▸ Do this
From the records, pick out and copy each line containing "Cruz".

=-=-=

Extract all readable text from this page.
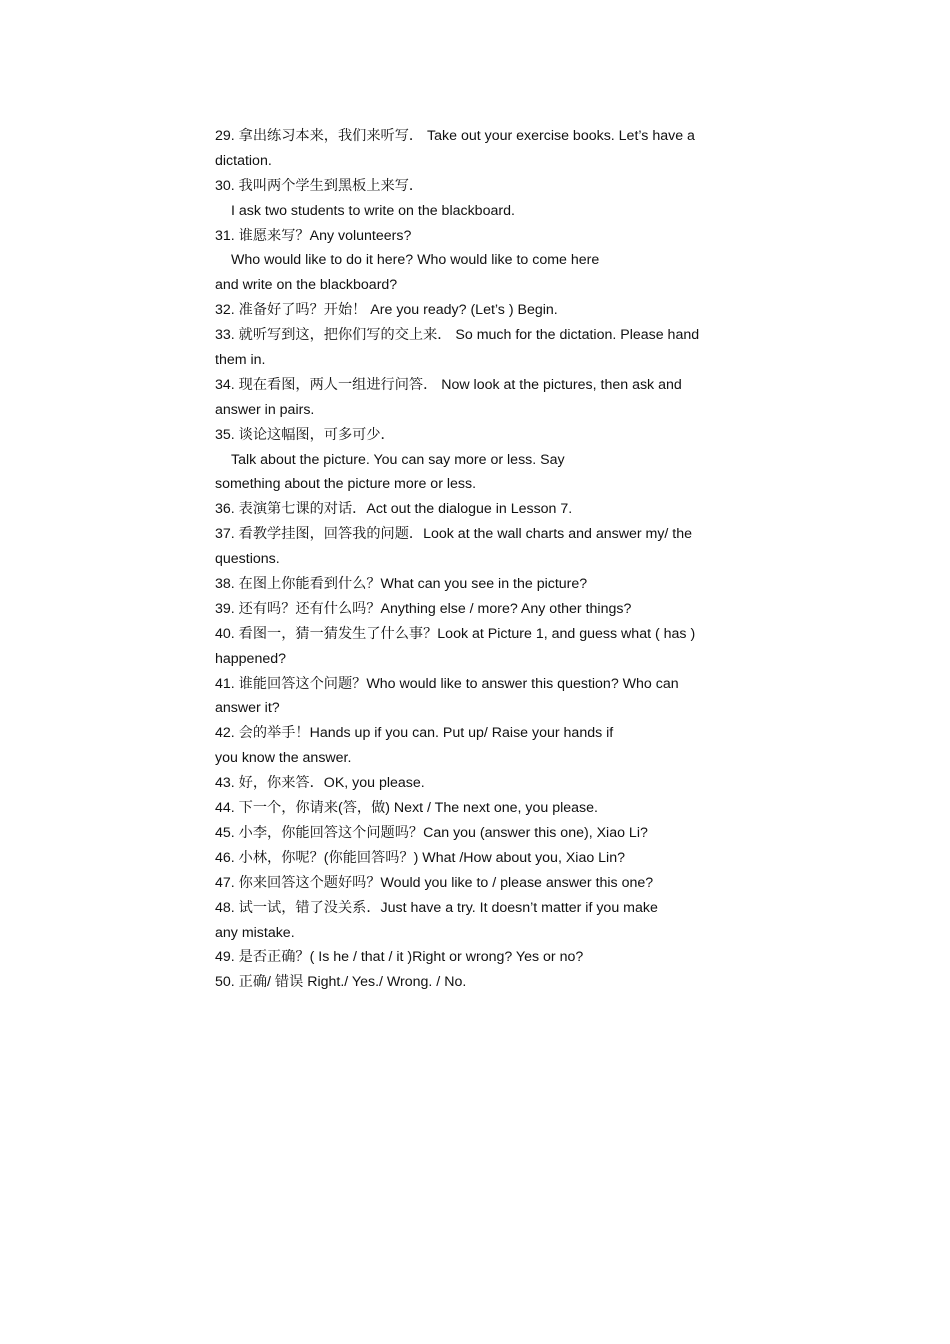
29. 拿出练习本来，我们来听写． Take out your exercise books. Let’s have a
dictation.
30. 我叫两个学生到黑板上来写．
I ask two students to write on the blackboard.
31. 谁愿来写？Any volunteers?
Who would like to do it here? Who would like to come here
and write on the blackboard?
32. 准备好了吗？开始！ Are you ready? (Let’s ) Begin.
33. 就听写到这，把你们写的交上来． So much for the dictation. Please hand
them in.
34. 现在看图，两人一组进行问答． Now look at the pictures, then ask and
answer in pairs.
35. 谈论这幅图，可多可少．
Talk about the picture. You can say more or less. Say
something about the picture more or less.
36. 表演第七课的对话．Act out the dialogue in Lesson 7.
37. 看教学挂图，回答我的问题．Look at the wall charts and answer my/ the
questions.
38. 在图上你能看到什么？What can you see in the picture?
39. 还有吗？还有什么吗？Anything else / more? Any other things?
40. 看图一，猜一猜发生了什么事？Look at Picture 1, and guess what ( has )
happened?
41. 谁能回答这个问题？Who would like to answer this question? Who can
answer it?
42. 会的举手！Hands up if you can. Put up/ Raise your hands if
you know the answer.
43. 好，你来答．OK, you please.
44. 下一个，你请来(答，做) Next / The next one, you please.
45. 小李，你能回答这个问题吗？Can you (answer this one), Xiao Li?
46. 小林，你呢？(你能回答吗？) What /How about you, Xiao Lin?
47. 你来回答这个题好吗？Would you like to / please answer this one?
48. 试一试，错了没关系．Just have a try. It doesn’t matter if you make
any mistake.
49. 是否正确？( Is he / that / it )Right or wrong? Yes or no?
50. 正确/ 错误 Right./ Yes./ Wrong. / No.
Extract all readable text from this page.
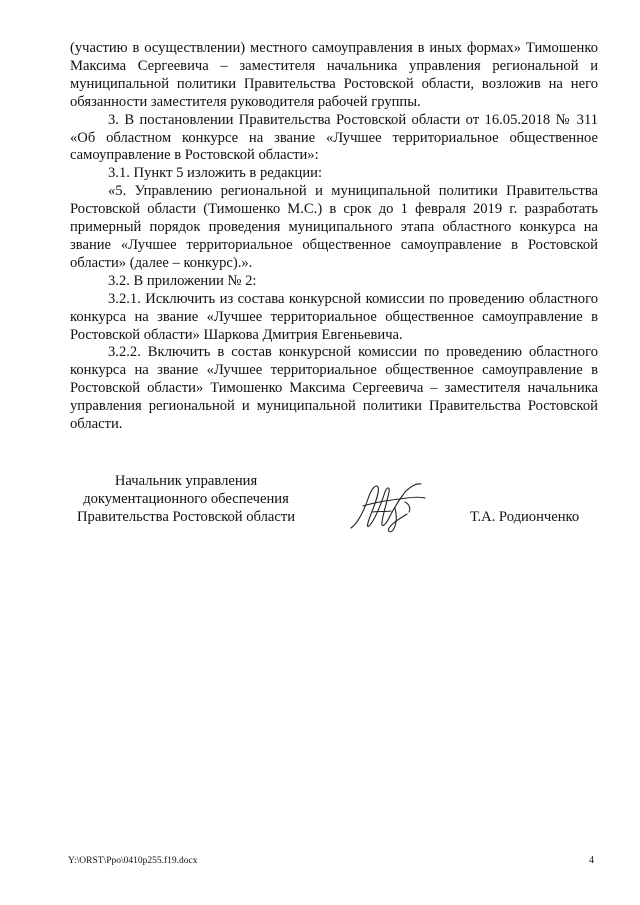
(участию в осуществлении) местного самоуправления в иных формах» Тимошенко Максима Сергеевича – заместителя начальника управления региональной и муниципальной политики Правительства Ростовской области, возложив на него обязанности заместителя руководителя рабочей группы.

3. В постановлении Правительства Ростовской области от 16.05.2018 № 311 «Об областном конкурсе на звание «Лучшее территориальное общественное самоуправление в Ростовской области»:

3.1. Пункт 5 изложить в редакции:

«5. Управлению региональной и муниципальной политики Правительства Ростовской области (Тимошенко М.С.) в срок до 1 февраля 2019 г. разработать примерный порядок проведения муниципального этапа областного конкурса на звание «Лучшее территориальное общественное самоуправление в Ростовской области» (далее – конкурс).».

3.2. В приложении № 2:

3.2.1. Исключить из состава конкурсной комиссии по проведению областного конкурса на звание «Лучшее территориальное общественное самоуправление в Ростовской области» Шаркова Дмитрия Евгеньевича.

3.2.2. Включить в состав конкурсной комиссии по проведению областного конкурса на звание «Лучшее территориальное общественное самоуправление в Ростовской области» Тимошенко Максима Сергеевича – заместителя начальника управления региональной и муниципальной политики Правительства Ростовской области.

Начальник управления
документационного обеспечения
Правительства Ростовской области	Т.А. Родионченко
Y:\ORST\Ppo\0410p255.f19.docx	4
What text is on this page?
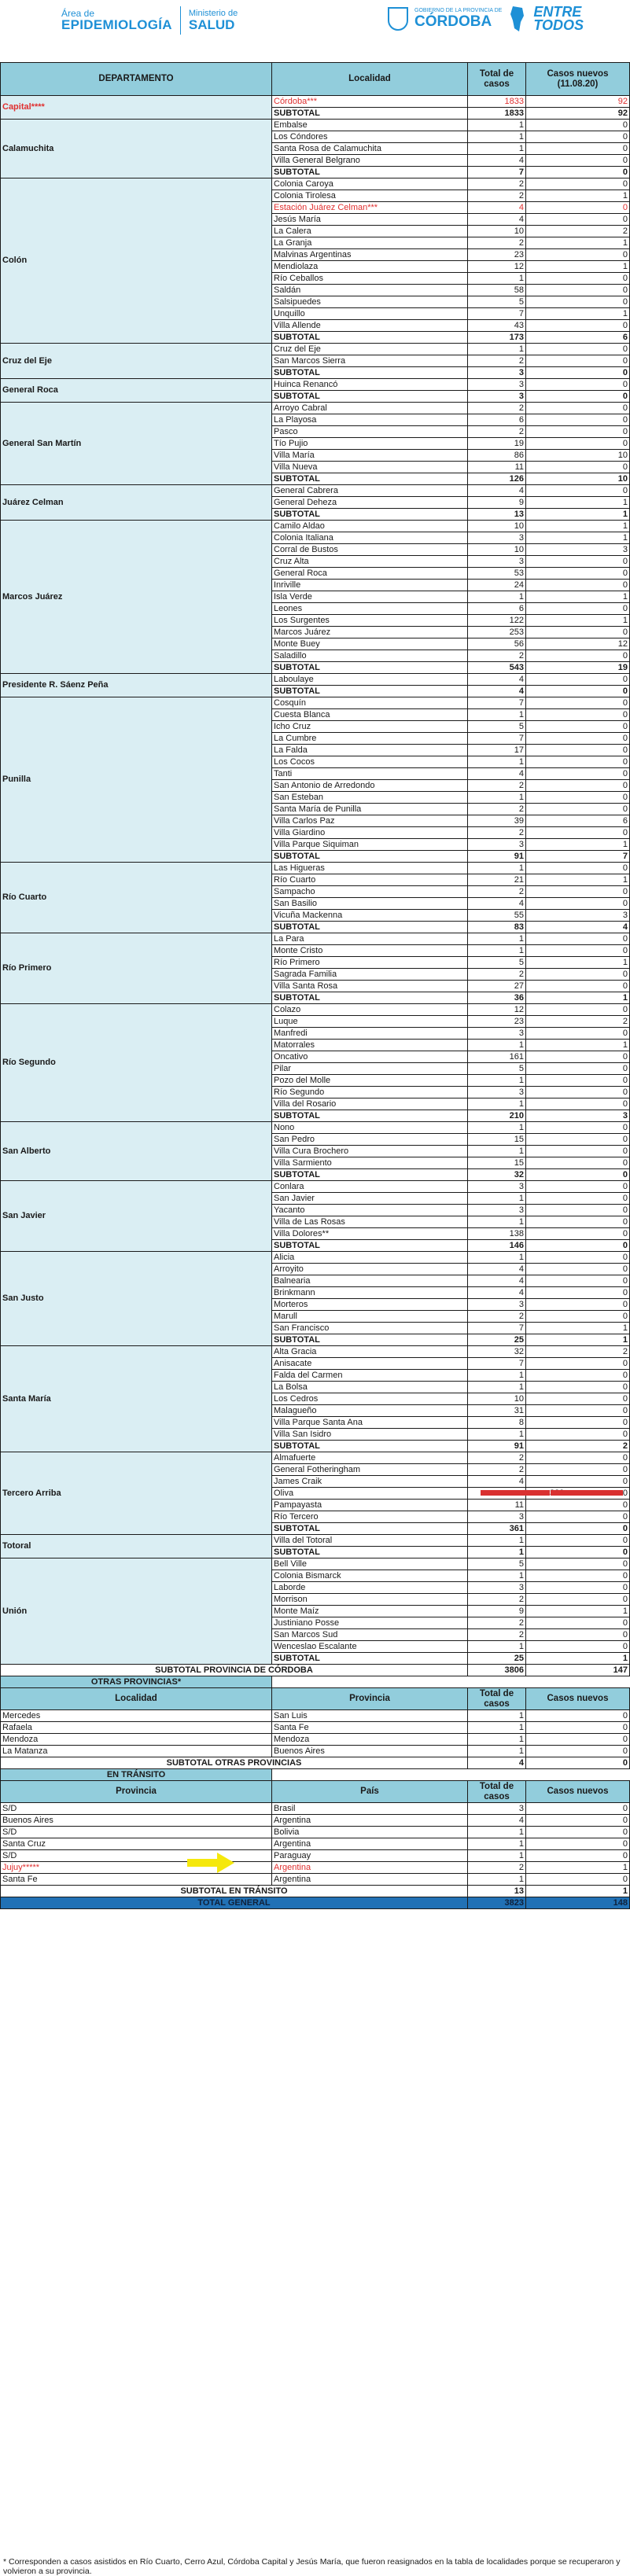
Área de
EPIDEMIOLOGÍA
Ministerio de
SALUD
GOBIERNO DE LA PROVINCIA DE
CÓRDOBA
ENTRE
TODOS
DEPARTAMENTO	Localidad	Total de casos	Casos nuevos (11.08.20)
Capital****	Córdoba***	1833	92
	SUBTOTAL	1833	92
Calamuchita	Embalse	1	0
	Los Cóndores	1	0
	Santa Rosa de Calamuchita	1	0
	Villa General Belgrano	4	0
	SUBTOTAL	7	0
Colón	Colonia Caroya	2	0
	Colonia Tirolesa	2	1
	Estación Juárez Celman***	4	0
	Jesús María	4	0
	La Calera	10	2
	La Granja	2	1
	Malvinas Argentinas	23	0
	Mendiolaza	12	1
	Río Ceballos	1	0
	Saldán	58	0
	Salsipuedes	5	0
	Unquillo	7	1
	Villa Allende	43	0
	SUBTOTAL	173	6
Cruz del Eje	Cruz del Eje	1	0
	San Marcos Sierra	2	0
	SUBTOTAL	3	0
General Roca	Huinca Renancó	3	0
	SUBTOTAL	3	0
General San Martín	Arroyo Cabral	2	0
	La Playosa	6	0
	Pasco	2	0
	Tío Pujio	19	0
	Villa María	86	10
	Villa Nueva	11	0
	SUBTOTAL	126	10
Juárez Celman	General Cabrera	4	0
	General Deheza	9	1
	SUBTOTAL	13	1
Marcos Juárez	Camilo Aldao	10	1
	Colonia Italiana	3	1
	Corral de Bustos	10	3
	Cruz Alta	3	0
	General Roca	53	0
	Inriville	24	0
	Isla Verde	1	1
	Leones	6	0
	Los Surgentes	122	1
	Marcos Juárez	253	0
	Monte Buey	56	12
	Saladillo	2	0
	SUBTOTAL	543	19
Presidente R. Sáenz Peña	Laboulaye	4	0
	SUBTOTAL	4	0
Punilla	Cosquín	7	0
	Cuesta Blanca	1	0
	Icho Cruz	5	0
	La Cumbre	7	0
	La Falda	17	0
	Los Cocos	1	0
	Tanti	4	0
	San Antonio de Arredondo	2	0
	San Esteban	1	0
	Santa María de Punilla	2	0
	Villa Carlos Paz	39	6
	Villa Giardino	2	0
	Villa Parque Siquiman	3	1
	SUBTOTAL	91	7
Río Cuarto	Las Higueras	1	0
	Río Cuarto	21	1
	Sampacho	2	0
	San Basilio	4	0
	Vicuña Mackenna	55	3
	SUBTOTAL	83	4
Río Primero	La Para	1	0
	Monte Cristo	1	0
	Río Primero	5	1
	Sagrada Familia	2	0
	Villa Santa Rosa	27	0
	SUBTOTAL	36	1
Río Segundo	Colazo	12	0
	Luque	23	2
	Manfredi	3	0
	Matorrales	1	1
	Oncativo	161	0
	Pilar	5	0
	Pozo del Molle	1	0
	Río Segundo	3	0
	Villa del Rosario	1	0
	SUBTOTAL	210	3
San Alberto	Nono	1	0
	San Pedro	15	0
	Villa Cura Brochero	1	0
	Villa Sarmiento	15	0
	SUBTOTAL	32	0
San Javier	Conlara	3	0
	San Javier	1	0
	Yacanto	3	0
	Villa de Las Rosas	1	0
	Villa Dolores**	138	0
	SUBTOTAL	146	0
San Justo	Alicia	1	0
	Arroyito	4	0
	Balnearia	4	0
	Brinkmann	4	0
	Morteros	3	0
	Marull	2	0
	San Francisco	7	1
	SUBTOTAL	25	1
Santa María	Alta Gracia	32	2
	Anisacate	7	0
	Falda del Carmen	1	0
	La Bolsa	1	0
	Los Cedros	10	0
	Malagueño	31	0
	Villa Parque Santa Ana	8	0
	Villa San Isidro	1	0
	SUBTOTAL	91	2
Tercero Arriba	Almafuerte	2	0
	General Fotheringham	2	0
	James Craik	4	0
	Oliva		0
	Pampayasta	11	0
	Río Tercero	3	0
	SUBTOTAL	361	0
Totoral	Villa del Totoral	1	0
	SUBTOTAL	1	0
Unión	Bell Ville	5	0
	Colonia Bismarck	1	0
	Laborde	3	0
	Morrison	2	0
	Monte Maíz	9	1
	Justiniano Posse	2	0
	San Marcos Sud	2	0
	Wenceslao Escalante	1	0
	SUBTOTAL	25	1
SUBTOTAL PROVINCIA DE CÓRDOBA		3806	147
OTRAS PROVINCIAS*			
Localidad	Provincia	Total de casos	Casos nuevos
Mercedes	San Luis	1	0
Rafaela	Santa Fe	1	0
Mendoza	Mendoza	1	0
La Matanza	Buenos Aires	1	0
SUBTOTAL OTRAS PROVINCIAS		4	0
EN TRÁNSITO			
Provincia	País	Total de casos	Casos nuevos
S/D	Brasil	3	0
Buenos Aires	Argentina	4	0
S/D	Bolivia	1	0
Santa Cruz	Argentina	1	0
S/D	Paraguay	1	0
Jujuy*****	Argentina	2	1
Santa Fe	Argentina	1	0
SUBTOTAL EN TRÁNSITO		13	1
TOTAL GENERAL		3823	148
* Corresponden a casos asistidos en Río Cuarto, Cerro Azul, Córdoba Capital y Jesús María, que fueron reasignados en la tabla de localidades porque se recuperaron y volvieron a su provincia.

=-=-=

▸ Answer to the task
Cruz del Eje	Cruz del Eje	1	0
	Cruz Alta	3	0
	Icho Cruz	5	0
Santa Cruz	Argentina	1	0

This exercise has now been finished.